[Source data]
## Begin

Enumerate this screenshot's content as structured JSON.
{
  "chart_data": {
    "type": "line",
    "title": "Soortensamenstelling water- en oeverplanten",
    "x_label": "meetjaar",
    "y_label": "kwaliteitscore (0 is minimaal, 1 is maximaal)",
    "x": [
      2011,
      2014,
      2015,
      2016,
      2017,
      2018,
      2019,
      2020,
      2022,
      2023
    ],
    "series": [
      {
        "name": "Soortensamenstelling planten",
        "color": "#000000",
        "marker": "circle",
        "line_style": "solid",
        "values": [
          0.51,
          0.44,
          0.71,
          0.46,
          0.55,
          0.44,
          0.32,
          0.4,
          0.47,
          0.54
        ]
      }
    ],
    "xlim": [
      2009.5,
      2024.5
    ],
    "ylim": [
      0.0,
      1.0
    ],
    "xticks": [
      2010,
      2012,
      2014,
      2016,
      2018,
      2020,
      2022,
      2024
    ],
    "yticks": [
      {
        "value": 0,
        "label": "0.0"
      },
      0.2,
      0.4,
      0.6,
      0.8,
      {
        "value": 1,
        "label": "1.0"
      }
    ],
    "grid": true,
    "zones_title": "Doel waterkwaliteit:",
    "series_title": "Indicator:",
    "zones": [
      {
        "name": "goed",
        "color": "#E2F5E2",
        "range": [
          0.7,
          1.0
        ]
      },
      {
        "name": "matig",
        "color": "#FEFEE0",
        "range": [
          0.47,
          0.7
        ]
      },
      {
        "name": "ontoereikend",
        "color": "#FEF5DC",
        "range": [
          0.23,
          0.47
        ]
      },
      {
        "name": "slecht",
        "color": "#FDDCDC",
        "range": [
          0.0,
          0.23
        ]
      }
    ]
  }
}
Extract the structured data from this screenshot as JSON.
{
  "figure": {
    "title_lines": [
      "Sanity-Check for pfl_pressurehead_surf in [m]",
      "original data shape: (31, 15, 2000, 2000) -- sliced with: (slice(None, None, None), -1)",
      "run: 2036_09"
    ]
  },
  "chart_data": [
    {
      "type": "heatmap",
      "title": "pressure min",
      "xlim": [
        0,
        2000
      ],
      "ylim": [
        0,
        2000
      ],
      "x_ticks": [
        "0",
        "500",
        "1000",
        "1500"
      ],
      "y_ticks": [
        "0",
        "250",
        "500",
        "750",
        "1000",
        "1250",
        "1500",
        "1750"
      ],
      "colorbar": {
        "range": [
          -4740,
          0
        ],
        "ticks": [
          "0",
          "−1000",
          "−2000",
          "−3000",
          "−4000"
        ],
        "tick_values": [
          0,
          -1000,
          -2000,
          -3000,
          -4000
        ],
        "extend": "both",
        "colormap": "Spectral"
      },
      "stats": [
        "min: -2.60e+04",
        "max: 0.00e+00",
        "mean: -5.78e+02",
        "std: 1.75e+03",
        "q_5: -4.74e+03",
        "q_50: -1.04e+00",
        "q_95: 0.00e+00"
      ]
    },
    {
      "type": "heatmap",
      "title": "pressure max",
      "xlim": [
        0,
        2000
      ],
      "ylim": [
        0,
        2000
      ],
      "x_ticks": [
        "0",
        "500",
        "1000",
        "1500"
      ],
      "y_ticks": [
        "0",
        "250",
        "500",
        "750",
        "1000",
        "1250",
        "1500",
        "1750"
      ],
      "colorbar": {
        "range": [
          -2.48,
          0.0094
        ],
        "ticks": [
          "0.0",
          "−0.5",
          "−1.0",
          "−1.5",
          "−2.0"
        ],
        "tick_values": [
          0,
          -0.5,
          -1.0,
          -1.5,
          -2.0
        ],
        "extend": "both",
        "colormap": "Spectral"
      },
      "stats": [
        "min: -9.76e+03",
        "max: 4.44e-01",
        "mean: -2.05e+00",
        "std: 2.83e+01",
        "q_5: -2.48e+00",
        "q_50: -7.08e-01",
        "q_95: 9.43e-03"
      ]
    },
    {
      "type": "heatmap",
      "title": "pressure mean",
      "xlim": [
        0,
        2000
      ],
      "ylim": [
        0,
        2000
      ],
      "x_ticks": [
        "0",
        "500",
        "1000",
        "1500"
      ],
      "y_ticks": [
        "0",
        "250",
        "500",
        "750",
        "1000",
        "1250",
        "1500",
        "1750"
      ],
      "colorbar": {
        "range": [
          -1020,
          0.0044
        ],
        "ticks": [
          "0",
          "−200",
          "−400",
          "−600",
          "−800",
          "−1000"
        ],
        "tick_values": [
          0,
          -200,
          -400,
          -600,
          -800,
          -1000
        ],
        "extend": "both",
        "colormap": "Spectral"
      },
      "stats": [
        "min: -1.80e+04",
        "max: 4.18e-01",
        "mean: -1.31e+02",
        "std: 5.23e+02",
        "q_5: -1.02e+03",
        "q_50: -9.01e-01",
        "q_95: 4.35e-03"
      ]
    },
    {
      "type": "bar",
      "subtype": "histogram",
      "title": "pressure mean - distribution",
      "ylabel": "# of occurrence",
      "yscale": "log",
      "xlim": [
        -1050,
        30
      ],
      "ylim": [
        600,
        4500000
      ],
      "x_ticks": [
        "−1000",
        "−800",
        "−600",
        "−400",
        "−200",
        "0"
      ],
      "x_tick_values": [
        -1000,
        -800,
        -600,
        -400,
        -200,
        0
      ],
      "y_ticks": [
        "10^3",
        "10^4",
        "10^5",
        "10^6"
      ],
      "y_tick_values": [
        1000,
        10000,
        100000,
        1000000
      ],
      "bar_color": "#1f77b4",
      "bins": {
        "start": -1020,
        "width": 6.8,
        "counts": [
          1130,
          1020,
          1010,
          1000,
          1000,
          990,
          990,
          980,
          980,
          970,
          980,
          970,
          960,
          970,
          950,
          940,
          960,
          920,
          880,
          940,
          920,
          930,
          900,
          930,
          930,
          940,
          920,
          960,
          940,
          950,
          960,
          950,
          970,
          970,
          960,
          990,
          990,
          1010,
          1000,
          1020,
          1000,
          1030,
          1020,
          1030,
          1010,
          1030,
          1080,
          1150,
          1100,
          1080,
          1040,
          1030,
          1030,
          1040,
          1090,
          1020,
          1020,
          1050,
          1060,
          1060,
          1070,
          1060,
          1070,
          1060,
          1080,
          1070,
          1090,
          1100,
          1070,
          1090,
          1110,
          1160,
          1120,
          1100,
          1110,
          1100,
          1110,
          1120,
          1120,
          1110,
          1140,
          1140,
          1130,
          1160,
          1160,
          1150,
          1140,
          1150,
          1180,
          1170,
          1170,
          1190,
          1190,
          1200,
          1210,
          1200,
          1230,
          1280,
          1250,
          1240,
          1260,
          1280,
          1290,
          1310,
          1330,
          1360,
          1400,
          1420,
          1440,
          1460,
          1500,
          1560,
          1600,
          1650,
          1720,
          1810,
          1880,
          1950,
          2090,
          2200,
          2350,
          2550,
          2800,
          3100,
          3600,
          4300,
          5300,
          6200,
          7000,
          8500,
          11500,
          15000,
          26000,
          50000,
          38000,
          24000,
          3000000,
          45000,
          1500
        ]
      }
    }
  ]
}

## End

Requirement
Print the listing above in full, exactly as it is.

Right answer
Enumerate this screenshot's content as structured JSON.
{
  "chart_data": {
    "type": "line",
    "title": "Soortensamenstelling water- en oeverplanten",
    "x_label": "meetjaar",
    "y_label": "kwaliteitscore (0 is minimaal, 1 is maximaal)",
    "x": [
      2011,
      2014,
      2015,
      2016,
      2017,
      2018,
      2019,
      2020,
      2022,
      2023
    ],
    "series": [
      {
        "name": "Soortensamenstelling planten",
        "color": "#000000",
        "marker": "circle",
        "line_style": "solid",
        "values": [
          0.51,
          0.44,
          0.71,
          0.46,
          0.55,
          0.44,
          0.32,
          0.4,
          0.47,
          0.54
        ]
      }
    ],
    "xlim": [
      2009.5,
      2024.5
    ],
    "ylim": [
      0.0,
      1.0
    ],
    "xticks": [
      2010,
      2012,
      2014,
      2016,
      2018,
      2020,
      2022,
      2024
    ],
    "yticks": [
      {
        "value": 0,
        "label": "0.0"
      },
      0.2,
      0.4,
      0.6,
      0.8,
      {
        "value": 1,
        "label": "1.0"
      }
    ],
    "grid": true,
    "zones_title": "Doel waterkwaliteit:",
    "series_title": "Indicator:",
    "zones": [
      {
        "name": "goed",
        "color": "#E2F5E2",
        "range": [
          0.7,
          1.0
        ]
      },
      {
        "name": "matig",
        "color": "#FEFEE0",
        "range": [
          0.47,
          0.7
        ]
      },
      {
        "name": "ontoereikend",
        "color": "#FEF5DC",
        "range": [
          0.23,
          0.47
        ]
      },
      {
        "name": "slecht",
        "color": "#FDDCDC",
        "range": [
          0.0,
          0.23
        ]
      }
    ]
  }
}
Extract the structured data from this screenshot as JSON.
{
  "figure": {
    "title_lines": [
      "Sanity-Check for pfl_pressurehead_surf in [m]",
      "original data shape: (31, 15, 2000, 2000) -- sliced with: (slice(None, None, None), -1)",
      "run: 2036_09"
    ]
  },
  "chart_data": [
    {
      "type": "heatmap",
      "title": "pressure min",
      "xlim": [
        0,
        2000
      ],
      "ylim": [
        0,
        2000
      ],
      "x_ticks": [
        "0",
        "500",
        "1000",
        "1500"
      ],
      "y_ticks": [
        "0",
        "250",
        "500",
        "750",
        "1000",
        "1250",
        "1500",
        "1750"
      ],
      "colorbar": {
        "range": [
          -4740,
          0
        ],
        "ticks": [
          "0",
          "−1000",
          "−2000",
          "−3000",
          "−4000"
        ],
        "tick_values": [
          0,
          -1000,
          -2000,
          -3000,
          -4000
        ],
        "extend": "both",
        "colormap": "Spectral"
      },
      "stats": [
        "min: -2.60e+04",
        "max: 0.00e+00",
        "mean: -5.78e+02",
        "std: 1.75e+03",
        "q_5: -4.74e+03",
        "q_50: -1.04e+00",
        "q_95: 0.00e+00"
      ]
    },
    {
      "type": "heatmap",
      "title": "pressure max",
      "xlim": [
        0,
        2000
      ],
      "ylim": [
        0,
        2000
      ],
      "x_ticks": [
        "0",
        "500",
        "1000",
        "1500"
      ],
      "y_ticks": [
        "0",
        "250",
        "500",
        "750",
        "1000",
        "1250",
        "1500",
        "1750"
      ],
      "colorbar": {
        "range": [
          -2.48,
          0.0094
        ],
        "ticks": [
          "0.0",
          "−0.5",
          "−1.0",
          "−1.5",
          "−2.0"
        ],
        "tick_values": [
          0,
          -0.5,
          -1.0,
          -1.5,
          -2.0
        ],
        "extend": "both",
        "colormap": "Spectral"
      },
      "stats": [
        "min: -9.76e+03",
        "max: 4.44e-01",
        "mean: -2.05e+00",
        "std: 2.83e+01",
        "q_5: -2.48e+00",
        "q_50: -7.08e-01",
        "q_95: 9.43e-03"
      ]
    },
    {
      "type": "heatmap",
      "title": "pressure mean",
      "xlim": [
        0,
        2000
      ],
      "ylim": [
        0,
        2000
      ],
      "x_ticks": [
        "0",
        "500",
        "1000",
        "1500"
      ],
      "y_ticks": [
        "0",
        "250",
        "500",
        "750",
        "1000",
        "1250",
        "1500",
        "1750"
      ],
      "colorbar": {
        "range": [
          -1020,
          0.0044
        ],
        "ticks": [
          "0",
          "−200",
          "−400",
          "−600",
          "−800",
          "−1000"
        ],
        "tick_values": [
          0,
          -200,
          -400,
          -600,
          -800,
          -1000
        ],
        "extend": "both",
        "colormap": "Spectral"
      },
      "stats": [
        "min: -1.80e+04",
        "max: 4.18e-01",
        "mean: -1.31e+02",
        "std: 5.23e+02",
        "q_5: -1.02e+03",
        "q_50: -9.01e-01",
        "q_95: 4.35e-03"
      ]
    },
    {
      "type": "bar",
      "subtype": "histogram",
      "title": "pressure mean - distribution",
      "ylabel": "# of occurrence",
      "yscale": "log",
      "xlim": [
        -1050,
        30
      ],
      "ylim": [
        600,
        4500000
      ],
      "x_ticks": [
        "−1000",
        "−800",
        "−600",
        "−400",
        "−200",
        "0"
      ],
      "x_tick_values": [
        -1000,
        -800,
        -600,
        -400,
        -200,
        0
      ],
      "y_ticks": [
        "10^3",
        "10^4",
        "10^5",
        "10^6"
      ],
      "y_tick_values": [
        1000,
        10000,
        100000,
        1000000
      ],
      "bar_color": "#1f77b4",
      "bins": {
        "start": -1020,
        "width": 6.8,
        "counts": [
          1130,
          1020,
          1010,
          1000,
          1000,
          990,
          990,
          980,
          980,
          970,
          980,
          970,
          960,
          970,
          950,
          940,
          960,
          920,
          880,
          940,
          920,
          930,
          900,
          930,
          930,
          940,
          920,
          960,
          940,
          950,
          960,
          950,
          970,
          970,
          960,
          990,
          990,
          1010,
          1000,
          1020,
          1000,
          1030,
          1020,
          1030,
          1010,
          1030,
          1080,
          1150,
          1100,
          1080,
          1040,
          1030,
          1030,
          1040,
          1090,
          1020,
          1020,
          1050,
          1060,
          1060,
          1070,
          1060,
          1070,
          1060,
          1080,
          1070,
          1090,
          1100,
          1070,
          1090,
          1110,
          1160,
          1120,
          1100,
          1110,
          1100,
          1110,
          1120,
          1120,
          1110,
          1140,
          1140,
          1130,
          1160,
          1160,
          1150,
          1140,
          1150,
          1180,
          1170,
          1170,
          1190,
          1190,
          1200,
          1210,
          1200,
          1230,
          1280,
          1250,
          1240,
          1260,
          1280,
          1290,
          1310,
          1330,
          1360,
          1400,
          1420,
          1440,
          1460,
          1500,
          1560,
          1600,
          1650,
          1720,
          1810,
          1880,
          1950,
          2090,
          2200,
          2350,
          2550,
          2800,
          3100,
          3600,
          4300,
          5300,
          6200,
          7000,
          8500,
          11500,
          15000,
          26000,
          50000,
          38000,
          24000,
          3000000,
          45000,
          1500
        ]
      }
    }
  ]
}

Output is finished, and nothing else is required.